> **Brief**
Return the complete listing that follows, with each line reproduced exactly.

> **Data for this exercise**
--------

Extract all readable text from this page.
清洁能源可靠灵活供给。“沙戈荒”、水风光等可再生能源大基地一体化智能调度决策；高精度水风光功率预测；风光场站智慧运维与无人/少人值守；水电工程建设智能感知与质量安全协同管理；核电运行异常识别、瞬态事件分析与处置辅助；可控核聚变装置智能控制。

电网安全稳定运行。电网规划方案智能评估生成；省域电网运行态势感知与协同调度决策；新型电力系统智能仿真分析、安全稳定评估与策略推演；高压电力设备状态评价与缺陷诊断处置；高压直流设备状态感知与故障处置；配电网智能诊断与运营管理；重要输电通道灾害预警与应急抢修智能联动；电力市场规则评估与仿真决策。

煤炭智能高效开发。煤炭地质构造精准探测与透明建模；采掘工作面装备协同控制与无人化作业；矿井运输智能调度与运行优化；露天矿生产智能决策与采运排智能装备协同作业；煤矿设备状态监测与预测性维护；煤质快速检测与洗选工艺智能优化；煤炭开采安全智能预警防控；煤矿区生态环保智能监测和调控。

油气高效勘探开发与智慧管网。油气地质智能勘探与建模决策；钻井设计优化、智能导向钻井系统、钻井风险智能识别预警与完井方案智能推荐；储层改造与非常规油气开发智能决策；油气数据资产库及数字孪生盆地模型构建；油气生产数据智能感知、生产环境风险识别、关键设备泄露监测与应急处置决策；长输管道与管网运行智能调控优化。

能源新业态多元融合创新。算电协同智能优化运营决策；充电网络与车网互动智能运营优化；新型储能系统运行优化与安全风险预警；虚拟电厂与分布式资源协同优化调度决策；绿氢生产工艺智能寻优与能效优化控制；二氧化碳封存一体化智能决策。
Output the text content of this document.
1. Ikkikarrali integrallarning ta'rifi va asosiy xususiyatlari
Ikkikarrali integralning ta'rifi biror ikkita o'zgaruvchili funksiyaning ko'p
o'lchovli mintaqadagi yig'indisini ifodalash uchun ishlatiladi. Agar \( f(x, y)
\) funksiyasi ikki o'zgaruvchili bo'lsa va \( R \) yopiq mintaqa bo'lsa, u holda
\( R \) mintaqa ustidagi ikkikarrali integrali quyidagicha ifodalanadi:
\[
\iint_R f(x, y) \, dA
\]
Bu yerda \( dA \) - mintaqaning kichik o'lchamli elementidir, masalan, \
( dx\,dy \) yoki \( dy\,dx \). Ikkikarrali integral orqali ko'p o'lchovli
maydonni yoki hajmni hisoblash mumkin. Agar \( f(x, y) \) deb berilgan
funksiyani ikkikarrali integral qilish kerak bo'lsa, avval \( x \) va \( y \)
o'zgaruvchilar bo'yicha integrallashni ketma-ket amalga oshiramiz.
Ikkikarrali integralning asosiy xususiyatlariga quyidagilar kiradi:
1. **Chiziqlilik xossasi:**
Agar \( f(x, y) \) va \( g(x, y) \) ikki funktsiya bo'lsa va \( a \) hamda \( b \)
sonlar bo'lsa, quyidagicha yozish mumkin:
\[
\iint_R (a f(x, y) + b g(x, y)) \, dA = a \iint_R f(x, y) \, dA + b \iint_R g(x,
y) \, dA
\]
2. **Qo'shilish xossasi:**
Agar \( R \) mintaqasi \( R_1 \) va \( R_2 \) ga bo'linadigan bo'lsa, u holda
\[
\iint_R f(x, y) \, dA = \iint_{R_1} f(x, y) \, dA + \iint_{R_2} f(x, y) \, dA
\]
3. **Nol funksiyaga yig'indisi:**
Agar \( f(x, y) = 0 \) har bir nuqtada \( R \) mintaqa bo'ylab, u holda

--------

> **Result of this exercise**
Extract all readable text from this page.
清洁能源可靠灵活供给。“沙戈荒”、水风光等可再生能源大基地一体化智能调度决策；高精度水风光功率预测；风光场站智慧运维与无人/少人值守；水电工程建设智能感知与质量安全协同管理；核电运行异常识别、瞬态事件分析与处置辅助；可控核聚变装置智能控制。

电网安全稳定运行。电网规划方案智能评估生成；省域电网运行态势感知与协同调度决策；新型电力系统智能仿真分析、安全稳定评估与策略推演；高压电力设备状态评价与缺陷诊断处置；高压直流设备状态感知与故障处置；配电网智能诊断与运营管理；重要输电通道灾害预警与应急抢修智能联动；电力市场规则评估与仿真决策。

煤炭智能高效开发。煤炭地质构造精准探测与透明建模；采掘工作面装备协同控制与无人化作业；矿井运输智能调度与运行优化；露天矿生产智能决策与采运排智能装备协同作业；煤矿设备状态监测与预测性维护；煤质快速检测与洗选工艺智能优化；煤炭开采安全智能预警防控；煤矿区生态环保智能监测和调控。

油气高效勘探开发与智慧管网。油气地质智能勘探与建模决策；钻井设计优化、智能导向钻井系统、钻井风险智能识别预警与完井方案智能推荐；储层改造与非常规油气开发智能决策；油气数据资产库及数字孪生盆地模型构建；油气生产数据智能感知、生产环境风险识别、关键设备泄露监测与应急处置决策；长输管道与管网运行智能调控优化。

能源新业态多元融合创新。算电协同智能优化运营决策；充电网络与车网互动智能运营优化；新型储能系统运行优化与安全风险预警；虚拟电厂与分布式资源协同优化调度决策；绿氢生产工艺智能寻优与能效优化控制；二氧化碳封存一体化智能决策。
Output the text content of this document.
1. Ikkikarrali integrallarning ta'rifi va asosiy xususiyatlari
Ikkikarrali integralning ta'rifi biror ikkita o'zgaruvchili funksiyaning ko'p
o'lchovli mintaqadagi yig'indisini ifodalash uchun ishlatiladi. Agar \( f(x, y)
\) funksiyasi ikki o'zgaruvchili bo'lsa va \( R \) yopiq mintaqa bo'lsa, u holda
\( R \) mintaqa ustidagi ikkikarrali integrali quyidagicha ifodalanadi:
\[
\iint_R f(x, y) \, dA
\]
Bu yerda \( dA \) - mintaqaning kichik o'lchamli elementidir, masalan, \
( dx\,dy \) yoki \( dy\,dx \). Ikkikarrali integral orqali ko'p o'lchovli
maydonni yoki hajmni hisoblash mumkin. Agar \( f(x, y) \) deb berilgan
funksiyani ikkikarrali integral qilish kerak bo'lsa, avval \( x \) va \( y \)
o'zgaruvchilar bo'yicha integrallashni ketma-ket amalga oshiramiz.
Ikkikarrali integralning asosiy xususiyatlariga quyidagilar kiradi:
1. **Chiziqlilik xossasi:**
Agar \( f(x, y) \) va \( g(x, y) \) ikki funktsiya bo'lsa va \( a \) hamda \( b \)
sonlar bo'lsa, quyidagicha yozish mumkin:
\[
\iint_R (a f(x, y) + b g(x, y)) \, dA = a \iint_R f(x, y) \, dA + b \iint_R g(x,
y) \, dA
\]
2. **Qo'shilish xossasi:**
Agar \( R \) mintaqasi \( R_1 \) va \( R_2 \) ga bo'linadigan bo'lsa, u holda
\[
\iint_R f(x, y) \, dA = \iint_{R_1} f(x, y) \, dA + \iint_{R_2} f(x, y) \, dA
\]
3. **Nol funksiyaga yig'indisi:**
Agar \( f(x, y) = 0 \) har bir nuqtada \( R \) mintaqa bo'ylab, u holda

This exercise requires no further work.